Records drawn from a dataset:
+ + + + +

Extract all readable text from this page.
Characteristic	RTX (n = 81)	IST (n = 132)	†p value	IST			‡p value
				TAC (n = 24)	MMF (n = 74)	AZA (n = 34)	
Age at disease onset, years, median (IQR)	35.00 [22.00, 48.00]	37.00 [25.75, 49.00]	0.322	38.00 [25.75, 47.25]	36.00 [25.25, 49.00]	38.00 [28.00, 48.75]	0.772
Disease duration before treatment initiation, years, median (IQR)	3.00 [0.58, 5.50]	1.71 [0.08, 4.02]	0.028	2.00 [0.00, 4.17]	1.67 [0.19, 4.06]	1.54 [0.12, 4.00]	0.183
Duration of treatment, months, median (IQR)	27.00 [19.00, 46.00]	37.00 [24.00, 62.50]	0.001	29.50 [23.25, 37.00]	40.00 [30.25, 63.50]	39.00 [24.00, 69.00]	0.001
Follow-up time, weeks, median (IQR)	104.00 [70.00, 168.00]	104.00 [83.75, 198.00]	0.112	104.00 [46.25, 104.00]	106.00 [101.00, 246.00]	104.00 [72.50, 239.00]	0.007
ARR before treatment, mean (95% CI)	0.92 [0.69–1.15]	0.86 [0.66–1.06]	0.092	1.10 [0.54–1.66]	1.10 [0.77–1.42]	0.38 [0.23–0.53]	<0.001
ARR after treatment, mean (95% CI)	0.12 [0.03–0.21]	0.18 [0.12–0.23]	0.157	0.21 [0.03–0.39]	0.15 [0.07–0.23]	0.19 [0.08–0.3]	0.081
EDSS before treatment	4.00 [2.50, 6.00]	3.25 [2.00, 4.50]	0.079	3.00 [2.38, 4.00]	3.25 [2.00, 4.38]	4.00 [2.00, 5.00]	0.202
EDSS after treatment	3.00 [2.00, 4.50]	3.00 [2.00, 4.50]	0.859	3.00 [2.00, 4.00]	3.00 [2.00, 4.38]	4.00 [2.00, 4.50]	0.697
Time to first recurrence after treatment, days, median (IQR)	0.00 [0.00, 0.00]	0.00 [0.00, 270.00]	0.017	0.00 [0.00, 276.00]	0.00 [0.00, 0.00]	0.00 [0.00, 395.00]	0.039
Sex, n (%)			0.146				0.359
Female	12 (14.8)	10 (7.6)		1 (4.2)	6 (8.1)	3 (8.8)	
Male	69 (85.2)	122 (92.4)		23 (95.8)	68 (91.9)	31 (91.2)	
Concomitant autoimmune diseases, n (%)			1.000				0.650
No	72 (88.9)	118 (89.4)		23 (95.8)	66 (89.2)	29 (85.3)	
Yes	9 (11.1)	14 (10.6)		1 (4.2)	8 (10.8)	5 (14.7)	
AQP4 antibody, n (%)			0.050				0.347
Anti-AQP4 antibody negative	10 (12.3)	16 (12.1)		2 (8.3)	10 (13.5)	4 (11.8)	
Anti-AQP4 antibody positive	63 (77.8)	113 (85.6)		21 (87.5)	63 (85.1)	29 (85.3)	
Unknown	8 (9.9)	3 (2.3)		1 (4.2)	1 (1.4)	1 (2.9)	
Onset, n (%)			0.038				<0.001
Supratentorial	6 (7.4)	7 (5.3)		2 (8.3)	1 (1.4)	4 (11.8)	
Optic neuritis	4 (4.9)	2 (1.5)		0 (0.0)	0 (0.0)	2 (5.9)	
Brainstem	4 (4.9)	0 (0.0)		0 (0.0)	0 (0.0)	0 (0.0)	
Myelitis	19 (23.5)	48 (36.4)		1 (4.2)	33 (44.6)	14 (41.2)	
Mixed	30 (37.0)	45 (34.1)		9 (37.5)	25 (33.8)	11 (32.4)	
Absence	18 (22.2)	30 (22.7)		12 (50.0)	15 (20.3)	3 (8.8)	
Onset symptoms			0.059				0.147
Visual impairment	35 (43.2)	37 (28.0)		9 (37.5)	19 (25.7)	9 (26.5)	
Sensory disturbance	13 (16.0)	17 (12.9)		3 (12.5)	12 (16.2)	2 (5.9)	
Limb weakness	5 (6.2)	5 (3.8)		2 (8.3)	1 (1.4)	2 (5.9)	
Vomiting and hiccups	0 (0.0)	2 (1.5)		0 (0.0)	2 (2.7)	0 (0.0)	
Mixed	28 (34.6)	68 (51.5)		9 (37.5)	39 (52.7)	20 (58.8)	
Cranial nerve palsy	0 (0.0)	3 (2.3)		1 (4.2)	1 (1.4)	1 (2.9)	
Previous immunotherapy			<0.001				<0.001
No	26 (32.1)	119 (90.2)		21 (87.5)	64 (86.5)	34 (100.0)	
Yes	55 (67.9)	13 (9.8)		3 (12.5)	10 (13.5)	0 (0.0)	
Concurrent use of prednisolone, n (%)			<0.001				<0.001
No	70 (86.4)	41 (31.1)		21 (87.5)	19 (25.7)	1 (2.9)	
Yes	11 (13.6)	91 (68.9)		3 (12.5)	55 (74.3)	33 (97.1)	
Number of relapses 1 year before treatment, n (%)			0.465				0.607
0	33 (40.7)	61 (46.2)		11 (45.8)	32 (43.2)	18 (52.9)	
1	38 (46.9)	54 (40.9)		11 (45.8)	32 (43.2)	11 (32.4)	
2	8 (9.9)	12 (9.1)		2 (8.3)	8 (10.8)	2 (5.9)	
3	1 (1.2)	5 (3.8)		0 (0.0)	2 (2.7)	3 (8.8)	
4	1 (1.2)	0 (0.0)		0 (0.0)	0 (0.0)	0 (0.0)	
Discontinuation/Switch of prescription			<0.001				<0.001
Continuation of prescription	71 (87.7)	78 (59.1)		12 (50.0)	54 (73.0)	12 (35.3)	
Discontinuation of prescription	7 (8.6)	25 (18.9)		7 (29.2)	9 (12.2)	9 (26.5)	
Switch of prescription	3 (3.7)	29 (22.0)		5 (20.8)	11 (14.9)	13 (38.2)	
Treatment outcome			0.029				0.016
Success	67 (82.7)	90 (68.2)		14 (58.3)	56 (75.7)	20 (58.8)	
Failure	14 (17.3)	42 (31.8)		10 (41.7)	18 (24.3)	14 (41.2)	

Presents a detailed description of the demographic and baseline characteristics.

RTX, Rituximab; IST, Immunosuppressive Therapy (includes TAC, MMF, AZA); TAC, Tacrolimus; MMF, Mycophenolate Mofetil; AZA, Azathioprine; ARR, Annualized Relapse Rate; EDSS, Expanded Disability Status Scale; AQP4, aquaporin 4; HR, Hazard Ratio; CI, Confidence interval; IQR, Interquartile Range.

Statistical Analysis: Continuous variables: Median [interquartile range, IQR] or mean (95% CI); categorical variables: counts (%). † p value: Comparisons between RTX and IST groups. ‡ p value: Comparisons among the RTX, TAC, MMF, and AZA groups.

+ + + + +

**Problem:** All of the data above needs to be written out again, exactly.

**Result of the task:**
Extract all readable text from this page.
Characteristic	RTX (n = 81)	IST (n = 132)	†p value	IST			‡p value
				TAC (n = 24)	MMF (n = 74)	AZA (n = 34)	
Age at disease onset, years, median (IQR)	35.00 [22.00, 48.00]	37.00 [25.75, 49.00]	0.322	38.00 [25.75, 47.25]	36.00 [25.25, 49.00]	38.00 [28.00, 48.75]	0.772
Disease duration before treatment initiation, years, median (IQR)	3.00 [0.58, 5.50]	1.71 [0.08, 4.02]	0.028	2.00 [0.00, 4.17]	1.67 [0.19, 4.06]	1.54 [0.12, 4.00]	0.183
Duration of treatment, months, median (IQR)	27.00 [19.00, 46.00]	37.00 [24.00, 62.50]	0.001	29.50 [23.25, 37.00]	40.00 [30.25, 63.50]	39.00 [24.00, 69.00]	0.001
Follow-up time, weeks, median (IQR)	104.00 [70.00, 168.00]	104.00 [83.75, 198.00]	0.112	104.00 [46.25, 104.00]	106.00 [101.00, 246.00]	104.00 [72.50, 239.00]	0.007
ARR before treatment, mean (95% CI)	0.92 [0.69–1.15]	0.86 [0.66–1.06]	0.092	1.10 [0.54–1.66]	1.10 [0.77–1.42]	0.38 [0.23–0.53]	<0.001
ARR after treatment, mean (95% CI)	0.12 [0.03–0.21]	0.18 [0.12–0.23]	0.157	0.21 [0.03–0.39]	0.15 [0.07–0.23]	0.19 [0.08–0.3]	0.081
EDSS before treatment	4.00 [2.50, 6.00]	3.25 [2.00, 4.50]	0.079	3.00 [2.38, 4.00]	3.25 [2.00, 4.38]	4.00 [2.00, 5.00]	0.202
EDSS after treatment	3.00 [2.00, 4.50]	3.00 [2.00, 4.50]	0.859	3.00 [2.00, 4.00]	3.00 [2.00, 4.38]	4.00 [2.00, 4.50]	0.697
Time to first recurrence after treatment, days, median (IQR)	0.00 [0.00, 0.00]	0.00 [0.00, 270.00]	0.017	0.00 [0.00, 276.00]	0.00 [0.00, 0.00]	0.00 [0.00, 395.00]	0.039
Sex, n (%)			0.146				0.359
Female	12 (14.8)	10 (7.6)		1 (4.2)	6 (8.1)	3 (8.8)	
Male	69 (85.2)	122 (92.4)		23 (95.8)	68 (91.9)	31 (91.2)	
Concomitant autoimmune diseases, n (%)			1.000				0.650
No	72 (88.9)	118 (89.4)		23 (95.8)	66 (89.2)	29 (85.3)	
Yes	9 (11.1)	14 (10.6)		1 (4.2)	8 (10.8)	5 (14.7)	
AQP4 antibody, n (%)			0.050				0.347
Anti-AQP4 antibody negative	10 (12.3)	16 (12.1)		2 (8.3)	10 (13.5)	4 (11.8)	
Anti-AQP4 antibody positive	63 (77.8)	113 (85.6)		21 (87.5)	63 (85.1)	29 (85.3)	
Unknown	8 (9.9)	3 (2.3)		1 (4.2)	1 (1.4)	1 (2.9)	
Onset, n (%)			0.038				<0.001
Supratentorial	6 (7.4)	7 (5.3)		2 (8.3)	1 (1.4)	4 (11.8)	
Optic neuritis	4 (4.9)	2 (1.5)		0 (0.0)	0 (0.0)	2 (5.9)	
Brainstem	4 (4.9)	0 (0.0)		0 (0.0)	0 (0.0)	0 (0.0)	
Myelitis	19 (23.5)	48 (36.4)		1 (4.2)	33 (44.6)	14 (41.2)	
Mixed	30 (37.0)	45 (34.1)		9 (37.5)	25 (33.8)	11 (32.4)	
Absence	18 (22.2)	30 (22.7)		12 (50.0)	15 (20.3)	3 (8.8)	
Onset symptoms			0.059				0.147
Visual impairment	35 (43.2)	37 (28.0)		9 (37.5)	19 (25.7)	9 (26.5)	
Sensory disturbance	13 (16.0)	17 (12.9)		3 (12.5)	12 (16.2)	2 (5.9)	
Limb weakness	5 (6.2)	5 (3.8)		2 (8.3)	1 (1.4)	2 (5.9)	
Vomiting and hiccups	0 (0.0)	2 (1.5)		0 (0.0)	2 (2.7)	0 (0.0)	
Mixed	28 (34.6)	68 (51.5)		9 (37.5)	39 (52.7)	20 (58.8)	
Cranial nerve palsy	0 (0.0)	3 (2.3)		1 (4.2)	1 (1.4)	1 (2.9)	
Previous immunotherapy			<0.001				<0.001
No	26 (32.1)	119 (90.2)		21 (87.5)	64 (86.5)	34 (100.0)	
Yes	55 (67.9)	13 (9.8)		3 (12.5)	10 (13.5)	0 (0.0)	
Concurrent use of prednisolone, n (%)			<0.001				<0.001
No	70 (86.4)	41 (31.1)		21 (87.5)	19 (25.7)	1 (2.9)	
Yes	11 (13.6)	91 (68.9)		3 (12.5)	55 (74.3)	33 (97.1)	
Number of relapses 1 year before treatment, n (%)			0.465				0.607
0	33 (40.7)	61 (46.2)		11 (45.8)	32 (43.2)	18 (52.9)	
1	38 (46.9)	54 (40.9)		11 (45.8)	32 (43.2)	11 (32.4)	
2	8 (9.9)	12 (9.1)		2 (8.3)	8 (10.8)	2 (5.9)	
3	1 (1.2)	5 (3.8)		0 (0.0)	2 (2.7)	3 (8.8)	
4	1 (1.2)	0 (0.0)		0 (0.0)	0 (0.0)	0 (0.0)	
Discontinuation/Switch of prescription			<0.001				<0.001
Continuation of prescription	71 (87.7)	78 (59.1)		12 (50.0)	54 (73.0)	12 (35.3)	
Discontinuation of prescription	7 (8.6)	25 (18.9)		7 (29.2)	9 (12.2)	9 (26.5)	
Switch of prescription	3 (3.7)	29 (22.0)		5 (20.8)	11 (14.9)	13 (38.2)	
Treatment outcome			0.029				0.016
Success	67 (82.7)	90 (68.2)		14 (58.3)	56 (75.7)	20 (58.8)	
Failure	14 (17.3)	42 (31.8)		10 (41.7)	18 (24.3)	14 (41.2)	

Presents a detailed description of the demographic and baseline characteristics.

RTX, Rituximab; IST, Immunosuppressive Therapy (includes TAC, MMF, AZA); TAC, Tacrolimus; MMF, Mycophenolate Mofetil; AZA, Azathioprine; ARR, Annualized Relapse Rate; EDSS, Expanded Disability Status Scale; AQP4, aquaporin 4; HR, Hazard Ratio; CI, Confidence interval; IQR, Interquartile Range.

Statistical Analysis: Continuous variables: Median [interquartile range, IQR] or mean (95% CI); categorical variables: counts (%). † p value: Comparisons between RTX and IST groups. ‡ p value: Comparisons among the RTX, TAC, MMF, and AZA groups.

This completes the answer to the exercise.